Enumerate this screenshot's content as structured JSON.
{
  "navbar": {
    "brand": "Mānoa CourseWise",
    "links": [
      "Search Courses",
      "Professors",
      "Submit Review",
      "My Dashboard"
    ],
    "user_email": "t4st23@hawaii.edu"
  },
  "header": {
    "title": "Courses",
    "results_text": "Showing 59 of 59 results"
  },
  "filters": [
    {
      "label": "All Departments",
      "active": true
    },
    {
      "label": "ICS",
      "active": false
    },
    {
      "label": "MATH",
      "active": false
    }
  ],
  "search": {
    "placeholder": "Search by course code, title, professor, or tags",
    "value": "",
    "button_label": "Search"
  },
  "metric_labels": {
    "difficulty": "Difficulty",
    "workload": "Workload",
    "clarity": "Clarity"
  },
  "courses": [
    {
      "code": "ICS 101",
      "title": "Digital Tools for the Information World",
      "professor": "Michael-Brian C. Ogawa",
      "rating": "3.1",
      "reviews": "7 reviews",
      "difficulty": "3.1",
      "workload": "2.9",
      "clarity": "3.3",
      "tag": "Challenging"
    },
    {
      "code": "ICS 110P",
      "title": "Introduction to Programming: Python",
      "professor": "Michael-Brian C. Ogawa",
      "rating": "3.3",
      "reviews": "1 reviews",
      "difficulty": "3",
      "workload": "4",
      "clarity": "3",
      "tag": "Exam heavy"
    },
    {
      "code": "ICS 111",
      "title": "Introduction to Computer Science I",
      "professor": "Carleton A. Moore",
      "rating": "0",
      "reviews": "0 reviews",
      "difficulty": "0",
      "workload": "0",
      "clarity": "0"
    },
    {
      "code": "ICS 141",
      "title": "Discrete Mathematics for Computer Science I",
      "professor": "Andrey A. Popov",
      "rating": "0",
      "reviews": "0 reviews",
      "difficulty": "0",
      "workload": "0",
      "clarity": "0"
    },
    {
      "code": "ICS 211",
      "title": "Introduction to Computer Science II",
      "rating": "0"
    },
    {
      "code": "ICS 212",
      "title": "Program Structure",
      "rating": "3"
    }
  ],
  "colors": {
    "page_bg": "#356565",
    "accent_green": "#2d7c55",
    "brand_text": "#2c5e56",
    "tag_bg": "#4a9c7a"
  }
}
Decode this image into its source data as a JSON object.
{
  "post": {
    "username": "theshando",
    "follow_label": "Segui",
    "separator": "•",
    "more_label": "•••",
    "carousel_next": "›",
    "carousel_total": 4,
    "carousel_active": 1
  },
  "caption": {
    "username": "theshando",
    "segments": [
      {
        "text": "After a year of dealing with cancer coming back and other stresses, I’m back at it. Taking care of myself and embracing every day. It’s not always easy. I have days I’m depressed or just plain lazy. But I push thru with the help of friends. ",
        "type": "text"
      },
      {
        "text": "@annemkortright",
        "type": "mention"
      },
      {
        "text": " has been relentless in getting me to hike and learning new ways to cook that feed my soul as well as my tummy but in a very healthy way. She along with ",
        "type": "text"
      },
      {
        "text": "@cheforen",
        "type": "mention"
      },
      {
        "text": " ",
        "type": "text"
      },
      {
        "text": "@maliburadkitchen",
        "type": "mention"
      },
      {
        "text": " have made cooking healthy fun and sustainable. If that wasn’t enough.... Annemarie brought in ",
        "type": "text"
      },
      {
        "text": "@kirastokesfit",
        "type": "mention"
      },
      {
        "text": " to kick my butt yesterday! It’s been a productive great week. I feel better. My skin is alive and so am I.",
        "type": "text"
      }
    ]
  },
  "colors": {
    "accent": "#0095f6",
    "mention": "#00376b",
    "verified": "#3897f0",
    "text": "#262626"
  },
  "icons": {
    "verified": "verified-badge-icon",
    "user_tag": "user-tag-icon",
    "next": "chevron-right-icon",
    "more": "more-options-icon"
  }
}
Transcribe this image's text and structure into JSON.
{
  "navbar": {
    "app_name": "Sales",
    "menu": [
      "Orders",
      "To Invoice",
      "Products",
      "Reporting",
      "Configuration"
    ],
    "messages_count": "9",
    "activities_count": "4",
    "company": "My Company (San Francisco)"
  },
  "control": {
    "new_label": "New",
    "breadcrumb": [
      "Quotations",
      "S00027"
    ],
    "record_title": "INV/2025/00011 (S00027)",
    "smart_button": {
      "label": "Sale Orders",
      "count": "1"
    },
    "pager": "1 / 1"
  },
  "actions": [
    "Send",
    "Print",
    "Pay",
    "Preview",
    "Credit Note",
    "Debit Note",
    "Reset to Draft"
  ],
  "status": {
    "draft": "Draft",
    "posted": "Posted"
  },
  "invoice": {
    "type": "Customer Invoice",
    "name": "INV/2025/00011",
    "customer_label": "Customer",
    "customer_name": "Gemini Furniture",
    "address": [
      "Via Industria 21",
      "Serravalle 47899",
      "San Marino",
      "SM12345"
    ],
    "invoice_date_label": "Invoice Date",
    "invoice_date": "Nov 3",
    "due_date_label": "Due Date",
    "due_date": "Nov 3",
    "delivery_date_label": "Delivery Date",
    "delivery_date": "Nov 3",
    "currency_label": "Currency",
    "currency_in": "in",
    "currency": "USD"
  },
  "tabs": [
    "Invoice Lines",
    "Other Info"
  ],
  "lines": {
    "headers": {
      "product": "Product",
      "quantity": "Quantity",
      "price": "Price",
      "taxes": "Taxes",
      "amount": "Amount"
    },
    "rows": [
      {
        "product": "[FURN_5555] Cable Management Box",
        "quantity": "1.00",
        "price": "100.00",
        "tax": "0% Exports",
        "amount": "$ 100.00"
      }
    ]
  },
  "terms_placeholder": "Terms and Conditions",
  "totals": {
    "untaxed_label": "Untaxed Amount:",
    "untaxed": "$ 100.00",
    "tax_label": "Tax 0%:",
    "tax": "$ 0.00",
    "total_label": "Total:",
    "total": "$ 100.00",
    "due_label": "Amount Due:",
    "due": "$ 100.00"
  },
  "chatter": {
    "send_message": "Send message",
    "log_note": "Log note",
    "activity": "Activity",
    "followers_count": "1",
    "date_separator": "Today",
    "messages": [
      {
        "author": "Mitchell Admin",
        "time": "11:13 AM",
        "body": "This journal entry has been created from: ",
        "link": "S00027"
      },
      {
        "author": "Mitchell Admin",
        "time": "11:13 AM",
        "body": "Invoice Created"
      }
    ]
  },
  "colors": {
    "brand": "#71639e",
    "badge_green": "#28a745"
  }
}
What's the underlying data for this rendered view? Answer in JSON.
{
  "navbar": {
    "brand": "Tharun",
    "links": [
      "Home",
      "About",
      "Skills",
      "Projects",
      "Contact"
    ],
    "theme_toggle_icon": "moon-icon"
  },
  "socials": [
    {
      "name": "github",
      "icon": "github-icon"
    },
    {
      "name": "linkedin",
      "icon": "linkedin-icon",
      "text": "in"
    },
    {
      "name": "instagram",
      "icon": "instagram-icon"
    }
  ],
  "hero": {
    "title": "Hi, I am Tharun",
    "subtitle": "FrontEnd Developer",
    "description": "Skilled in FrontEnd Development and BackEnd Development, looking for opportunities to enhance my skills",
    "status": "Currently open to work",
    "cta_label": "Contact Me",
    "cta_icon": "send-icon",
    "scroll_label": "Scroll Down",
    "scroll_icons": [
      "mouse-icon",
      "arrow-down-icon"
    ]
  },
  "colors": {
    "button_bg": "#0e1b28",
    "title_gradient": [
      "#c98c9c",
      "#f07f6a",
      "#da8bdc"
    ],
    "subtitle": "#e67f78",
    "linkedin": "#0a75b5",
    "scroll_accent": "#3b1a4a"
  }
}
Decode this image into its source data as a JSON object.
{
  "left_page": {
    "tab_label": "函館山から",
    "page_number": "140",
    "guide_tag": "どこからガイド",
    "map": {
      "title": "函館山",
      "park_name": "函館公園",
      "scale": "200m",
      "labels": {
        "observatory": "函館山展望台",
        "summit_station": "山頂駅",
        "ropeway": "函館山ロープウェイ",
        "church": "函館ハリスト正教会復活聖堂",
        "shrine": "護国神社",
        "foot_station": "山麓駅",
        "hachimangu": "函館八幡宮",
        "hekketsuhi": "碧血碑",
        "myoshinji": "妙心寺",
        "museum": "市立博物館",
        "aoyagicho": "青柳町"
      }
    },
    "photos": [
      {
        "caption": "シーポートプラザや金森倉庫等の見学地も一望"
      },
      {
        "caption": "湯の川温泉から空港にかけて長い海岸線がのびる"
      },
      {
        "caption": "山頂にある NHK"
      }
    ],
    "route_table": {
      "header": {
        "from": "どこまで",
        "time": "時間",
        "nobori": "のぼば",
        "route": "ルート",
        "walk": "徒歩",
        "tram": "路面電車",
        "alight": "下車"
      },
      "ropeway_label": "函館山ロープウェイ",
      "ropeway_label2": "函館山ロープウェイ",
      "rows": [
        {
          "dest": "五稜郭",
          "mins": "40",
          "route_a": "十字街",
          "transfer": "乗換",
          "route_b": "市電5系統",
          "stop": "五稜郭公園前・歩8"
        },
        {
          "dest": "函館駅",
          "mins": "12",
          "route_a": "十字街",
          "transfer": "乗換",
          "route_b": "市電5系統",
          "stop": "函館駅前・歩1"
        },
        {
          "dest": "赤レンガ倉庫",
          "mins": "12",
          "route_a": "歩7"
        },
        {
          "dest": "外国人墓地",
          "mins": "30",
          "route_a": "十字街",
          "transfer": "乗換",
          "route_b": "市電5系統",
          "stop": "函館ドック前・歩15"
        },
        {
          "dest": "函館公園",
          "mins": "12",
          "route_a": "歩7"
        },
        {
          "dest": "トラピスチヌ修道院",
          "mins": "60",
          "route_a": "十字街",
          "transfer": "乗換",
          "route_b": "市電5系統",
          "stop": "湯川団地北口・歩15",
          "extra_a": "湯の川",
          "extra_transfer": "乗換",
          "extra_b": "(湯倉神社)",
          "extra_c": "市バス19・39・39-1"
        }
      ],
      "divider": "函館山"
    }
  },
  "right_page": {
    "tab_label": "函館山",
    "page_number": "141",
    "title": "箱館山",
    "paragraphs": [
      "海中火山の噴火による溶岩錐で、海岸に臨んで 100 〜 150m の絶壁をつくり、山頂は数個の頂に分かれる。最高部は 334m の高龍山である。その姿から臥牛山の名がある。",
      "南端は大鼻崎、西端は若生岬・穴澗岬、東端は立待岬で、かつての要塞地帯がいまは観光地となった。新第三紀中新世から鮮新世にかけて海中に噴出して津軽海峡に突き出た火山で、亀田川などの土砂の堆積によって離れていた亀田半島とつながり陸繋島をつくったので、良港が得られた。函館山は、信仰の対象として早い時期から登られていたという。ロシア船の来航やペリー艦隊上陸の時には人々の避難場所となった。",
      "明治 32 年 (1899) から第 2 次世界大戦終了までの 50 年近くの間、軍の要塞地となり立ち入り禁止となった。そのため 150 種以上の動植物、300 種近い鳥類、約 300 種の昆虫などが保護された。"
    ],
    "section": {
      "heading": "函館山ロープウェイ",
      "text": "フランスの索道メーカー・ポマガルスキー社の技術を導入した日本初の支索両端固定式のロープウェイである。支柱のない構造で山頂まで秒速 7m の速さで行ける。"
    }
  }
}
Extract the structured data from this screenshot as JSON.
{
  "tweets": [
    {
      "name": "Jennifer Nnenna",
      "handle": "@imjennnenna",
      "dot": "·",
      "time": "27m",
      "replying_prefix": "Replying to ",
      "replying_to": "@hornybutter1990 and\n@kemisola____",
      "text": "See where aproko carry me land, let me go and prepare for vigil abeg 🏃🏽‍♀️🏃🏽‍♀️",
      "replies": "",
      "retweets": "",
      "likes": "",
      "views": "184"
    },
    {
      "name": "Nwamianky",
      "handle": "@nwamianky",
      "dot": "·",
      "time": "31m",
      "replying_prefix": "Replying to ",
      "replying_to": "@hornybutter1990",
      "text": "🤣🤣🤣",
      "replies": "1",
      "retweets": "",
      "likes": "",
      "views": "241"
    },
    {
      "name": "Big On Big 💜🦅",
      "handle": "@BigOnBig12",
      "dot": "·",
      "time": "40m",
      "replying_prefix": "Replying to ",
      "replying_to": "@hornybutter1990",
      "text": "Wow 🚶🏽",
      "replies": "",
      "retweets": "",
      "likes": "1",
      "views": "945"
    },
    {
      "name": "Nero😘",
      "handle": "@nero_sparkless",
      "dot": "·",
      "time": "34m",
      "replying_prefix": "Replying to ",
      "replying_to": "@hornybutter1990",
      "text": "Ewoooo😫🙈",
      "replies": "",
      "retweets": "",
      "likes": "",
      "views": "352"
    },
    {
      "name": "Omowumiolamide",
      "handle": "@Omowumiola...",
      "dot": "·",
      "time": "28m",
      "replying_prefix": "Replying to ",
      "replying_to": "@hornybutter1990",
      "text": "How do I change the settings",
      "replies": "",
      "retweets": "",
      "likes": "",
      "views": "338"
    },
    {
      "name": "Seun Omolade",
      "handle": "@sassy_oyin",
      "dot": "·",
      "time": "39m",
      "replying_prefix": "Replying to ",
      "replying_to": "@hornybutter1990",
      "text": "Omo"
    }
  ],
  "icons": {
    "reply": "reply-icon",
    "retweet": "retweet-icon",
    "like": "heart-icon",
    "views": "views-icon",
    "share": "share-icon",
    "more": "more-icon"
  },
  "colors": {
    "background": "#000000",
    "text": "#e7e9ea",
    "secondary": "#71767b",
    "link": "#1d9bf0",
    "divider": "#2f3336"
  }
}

· · · · ·

--- To be done ---
Your answer should be a single number: the count of lines holding the word "difficulty".

--- Expected output ---
5